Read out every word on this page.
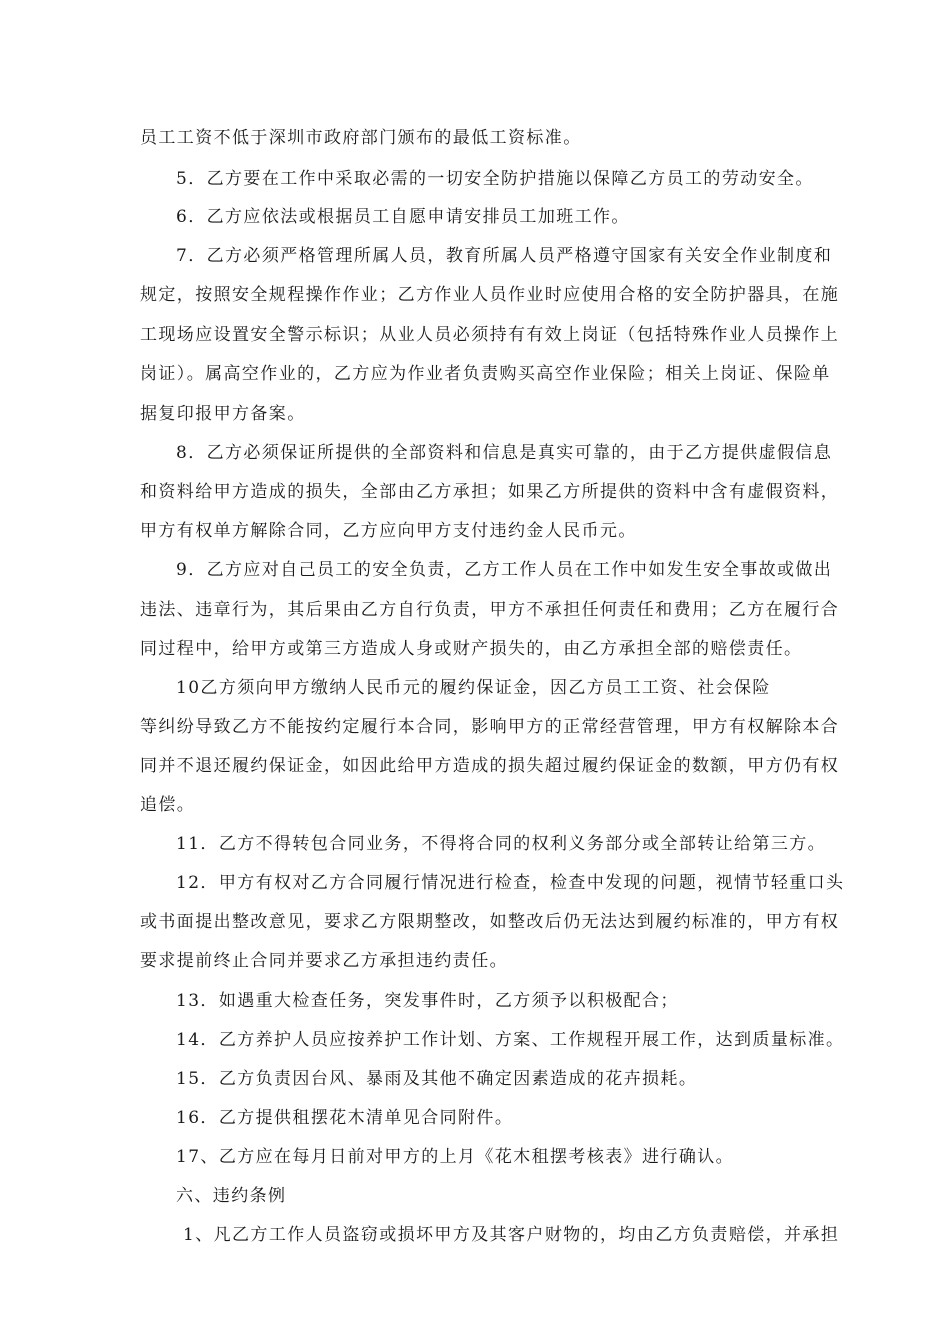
员工工资不低于深圳市政府部门颁布的最低工资标准。
5．乙方要在工作中采取必需的一切安全防护措施以保障乙方员工的劳动安全。
6．乙方应依法或根据员工自愿申请安排员工加班工作。
7．乙方必须严格管理所属人员，教育所属人员严格遵守国家有关安全作业制度和
规定，按照安全规程操作作业；乙方作业人员作业时应使用合格的安全防护器具，在施
工现场应设置安全警示标识；从业人员必须持有有效上岗证（包括特殊作业人员操作上
岗证）。属高空作业的，乙方应为作业者负责购买高空作业保险；相关上岗证、保险单
据复印报甲方备案。
8．乙方必须保证所提供的全部资料和信息是真实可靠的，由于乙方提供虚假信息
和资料给甲方造成的损失，全部由乙方承担；如果乙方所提供的资料中含有虚假资料，
甲方有权单方解除合同，乙方应向甲方支付违约金人民币元。
9．乙方应对自己员工的安全负责，乙方工作人员在工作中如发生安全事故或做出
违法、违章行为，其后果由乙方自行负责，甲方不承担任何责任和费用；乙方在履行合
同过程中，给甲方或第三方造成人身或财产损失的，由乙方承担全部的赔偿责任。
10乙方须向甲方缴纳人民币元的履约保证金，因乙方员工工资、社会保险
等纠纷导致乙方不能按约定履行本合同，影响甲方的正常经营管理，甲方有权解除本合
同并不退还履约保证金，如因此给甲方造成的损失超过履约保证金的数额，甲方仍有权
追偿。
11．乙方不得转包合同业务，不得将合同的权利义务部分或全部转让给第三方。
12．甲方有权对乙方合同履行情况进行检查，检查中发现的问题，视情节轻重口头
或书面提出整改意见，要求乙方限期整改，如整改后仍无法达到履约标准的，甲方有权
要求提前终止合同并要求乙方承担违约责任。
13．如遇重大检查任务，突发事件时，乙方须予以积极配合；
14．乙方养护人员应按养护工作计划、方案、工作规程开展工作，达到质量标准。
15．乙方负责因台风、暴雨及其他不确定因素造成的花卉损耗。
16．乙方提供租摆花木清单见合同附件。
17、乙方应在每月日前对甲方的上月《花木租摆考核表》进行确认。
六、违约条例
1、凡乙方工作人员盗窃或损坏甲方及其客户财物的，均由乙方负责赔偿，并承担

WHAT TO DO:
All of the records need repeating exactly, except for the pictures.

RESPONSE:
Read out every word on this page.
员工工资不低于深圳市政府部门颁布的最低工资标准。
5．乙方要在工作中采取必需的一切安全防护措施以保障乙方员工的劳动安全。
6．乙方应依法或根据员工自愿申请安排员工加班工作。
7．乙方必须严格管理所属人员，教育所属人员严格遵守国家有关安全作业制度和
规定，按照安全规程操作作业；乙方作业人员作业时应使用合格的安全防护器具，在施
工现场应设置安全警示标识；从业人员必须持有有效上岗证（包括特殊作业人员操作上
岗证）。属高空作业的，乙方应为作业者负责购买高空作业保险；相关上岗证、保险单
据复印报甲方备案。
8．乙方必须保证所提供的全部资料和信息是真实可靠的，由于乙方提供虚假信息
和资料给甲方造成的损失，全部由乙方承担；如果乙方所提供的资料中含有虚假资料，
甲方有权单方解除合同，乙方应向甲方支付违约金人民币元。
9．乙方应对自己员工的安全负责，乙方工作人员在工作中如发生安全事故或做出
违法、违章行为，其后果由乙方自行负责，甲方不承担任何责任和费用；乙方在履行合
同过程中，给甲方或第三方造成人身或财产损失的，由乙方承担全部的赔偿责任。
10乙方须向甲方缴纳人民币元的履约保证金，因乙方员工工资、社会保险
等纠纷导致乙方不能按约定履行本合同，影响甲方的正常经营管理，甲方有权解除本合
同并不退还履约保证金，如因此给甲方造成的损失超过履约保证金的数额，甲方仍有权
追偿。
11．乙方不得转包合同业务，不得将合同的权利义务部分或全部转让给第三方。
12．甲方有权对乙方合同履行情况进行检查，检查中发现的问题，视情节轻重口头
或书面提出整改意见，要求乙方限期整改，如整改后仍无法达到履约标准的，甲方有权
要求提前终止合同并要求乙方承担违约责任。
13．如遇重大检查任务，突发事件时，乙方须予以积极配合；
14．乙方养护人员应按养护工作计划、方案、工作规程开展工作，达到质量标准。
15．乙方负责因台风、暴雨及其他不确定因素造成的花卉损耗。
16．乙方提供租摆花木清单见合同附件。
17、乙方应在每月日前对甲方的上月《花木租摆考核表》进行确认。
六、违约条例
1、凡乙方工作人员盗窃或损坏甲方及其客户财物的，均由乙方负责赔偿，并承担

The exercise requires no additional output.